▶ _Given instruction_:
Transcribe every line exactly and omit anything that is a picture.

◆ ◆ ◆ ◆ ◆ ◆ ◆

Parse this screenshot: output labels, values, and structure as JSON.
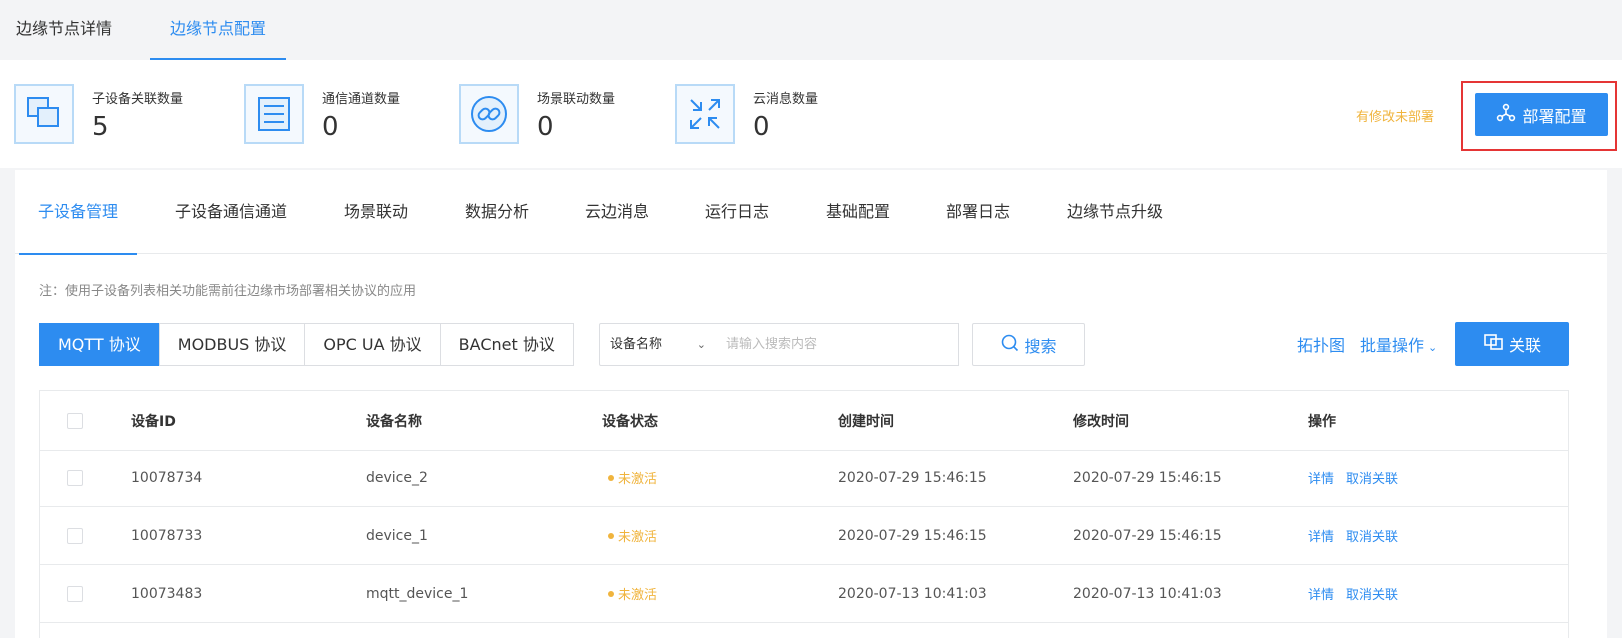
{
  "top_tabs": [
    {
      "label": "边缘节点详情",
      "active": false
    },
    {
      "label": "边缘节点配置",
      "active": true
    }
  ],
  "stats": [
    {
      "label": "子设备关联数量",
      "value": "5",
      "icon": "devices-icon"
    },
    {
      "label": "通信通道数量",
      "value": "0",
      "icon": "channel-list-icon"
    },
    {
      "label": "场景联动数量",
      "value": "0",
      "icon": "link-icon"
    },
    {
      "label": "云消息数量",
      "value": "0",
      "icon": "arrows-icon"
    }
  ],
  "deploy": {
    "modified_text": "有修改未部署",
    "button_label": "部署配置",
    "icon": "deploy-icon"
  },
  "sub_tabs": [
    {
      "label": "子设备管理",
      "active": true
    },
    {
      "label": "子设备通信通道",
      "active": false
    },
    {
      "label": "场景联动",
      "active": false
    },
    {
      "label": "数据分析",
      "active": false
    },
    {
      "label": "云边消息",
      "active": false
    },
    {
      "label": "运行日志",
      "active": false
    },
    {
      "label": "基础配置",
      "active": false
    },
    {
      "label": "部署日志",
      "active": false
    },
    {
      "label": "边缘节点升级",
      "active": false
    }
  ],
  "note": "注：使用子设备列表相关功能需前往边缘市场部署相关协议的应用",
  "protocols": [
    {
      "label": "MQTT 协议",
      "active": true
    },
    {
      "label": "MODBUS 协议",
      "active": false
    },
    {
      "label": "OPC UA 协议",
      "active": false
    },
    {
      "label": "BACnet 协议",
      "active": false
    }
  ],
  "search": {
    "field_selected": "设备名称",
    "placeholder": "请输入搜索内容",
    "value": "",
    "button_label": "搜索"
  },
  "actions": {
    "topology_label": "拓扑图",
    "batch_label": "批量操作",
    "associate_label": "关联"
  },
  "table": {
    "headers": [
      "设备ID",
      "设备名称",
      "设备状态",
      "创建时间",
      "修改时间",
      "操作"
    ],
    "rows": [
      {
        "id": "10078734",
        "name": "device_2",
        "status": "未激活",
        "created": "2020-07-29 15:46:15",
        "modified": "2020-07-29 15:46:15",
        "op_detail": "详情",
        "op_unlink": "取消关联"
      },
      {
        "id": "10078733",
        "name": "device_1",
        "status": "未激活",
        "created": "2020-07-29 15:46:15",
        "modified": "2020-07-29 15:46:15",
        "op_detail": "详情",
        "op_unlink": "取消关联"
      },
      {
        "id": "10073483",
        "name": "mqtt_device_1",
        "status": "未激活",
        "created": "2020-07-13 10:41:03",
        "modified": "2020-07-13 10:41:03",
        "op_detail": "详情",
        "op_unlink": "取消关联"
      }
    ]
  },
  "colors": {
    "primary": "#2d8cf0",
    "warning": "#f0b43d",
    "highlight": "#e53535"
  }
}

◆ ◆ ◆ ◆ ◆ ◆ ◆

▶ _Correct answer_:
Parse this screenshot: output labels, values, and structure as JSON.
{
  "top_tabs": [
    {
      "label": "边缘节点详情",
      "active": false
    },
    {
      "label": "边缘节点配置",
      "active": true
    }
  ],
  "stats": [
    {
      "label": "子设备关联数量",
      "value": "5",
      "icon": "devices-icon"
    },
    {
      "label": "通信通道数量",
      "value": "0",
      "icon": "channel-list-icon"
    },
    {
      "label": "场景联动数量",
      "value": "0",
      "icon": "link-icon"
    },
    {
      "label": "云消息数量",
      "value": "0",
      "icon": "arrows-icon"
    }
  ],
  "deploy": {
    "modified_text": "有修改未部署",
    "button_label": "部署配置",
    "icon": "deploy-icon"
  },
  "sub_tabs": [
    {
      "label": "子设备管理",
      "active": true
    },
    {
      "label": "子设备通信通道",
      "active": false
    },
    {
      "label": "场景联动",
      "active": false
    },
    {
      "label": "数据分析",
      "active": false
    },
    {
      "label": "云边消息",
      "active": false
    },
    {
      "label": "运行日志",
      "active": false
    },
    {
      "label": "基础配置",
      "active": false
    },
    {
      "label": "部署日志",
      "active": false
    },
    {
      "label": "边缘节点升级",
      "active": false
    }
  ],
  "note": "注：使用子设备列表相关功能需前往边缘市场部署相关协议的应用",
  "protocols": [
    {
      "label": "MQTT 协议",
      "active": true
    },
    {
      "label": "MODBUS 协议",
      "active": false
    },
    {
      "label": "OPC UA 协议",
      "active": false
    },
    {
      "label": "BACnet 协议",
      "active": false
    }
  ],
  "search": {
    "field_selected": "设备名称",
    "placeholder": "请输入搜索内容",
    "value": "",
    "button_label": "搜索"
  },
  "actions": {
    "topology_label": "拓扑图",
    "batch_label": "批量操作",
    "associate_label": "关联"
  },
  "table": {
    "headers": [
      "设备ID",
      "设备名称",
      "设备状态",
      "创建时间",
      "修改时间",
      "操作"
    ],
    "rows": [
      {
        "id": "10078734",
        "name": "device_2",
        "status": "未激活",
        "created": "2020-07-29 15:46:15",
        "modified": "2020-07-29 15:46:15",
        "op_detail": "详情",
        "op_unlink": "取消关联"
      },
      {
        "id": "10078733",
        "name": "device_1",
        "status": "未激活",
        "created": "2020-07-29 15:46:15",
        "modified": "2020-07-29 15:46:15",
        "op_detail": "详情",
        "op_unlink": "取消关联"
      },
      {
        "id": "10073483",
        "name": "mqtt_device_1",
        "status": "未激活",
        "created": "2020-07-13 10:41:03",
        "modified": "2020-07-13 10:41:03",
        "op_detail": "详情",
        "op_unlink": "取消关联"
      }
    ]
  },
  "colors": {
    "primary": "#2d8cf0",
    "warning": "#f0b43d",
    "highlight": "#e53535"
  }
}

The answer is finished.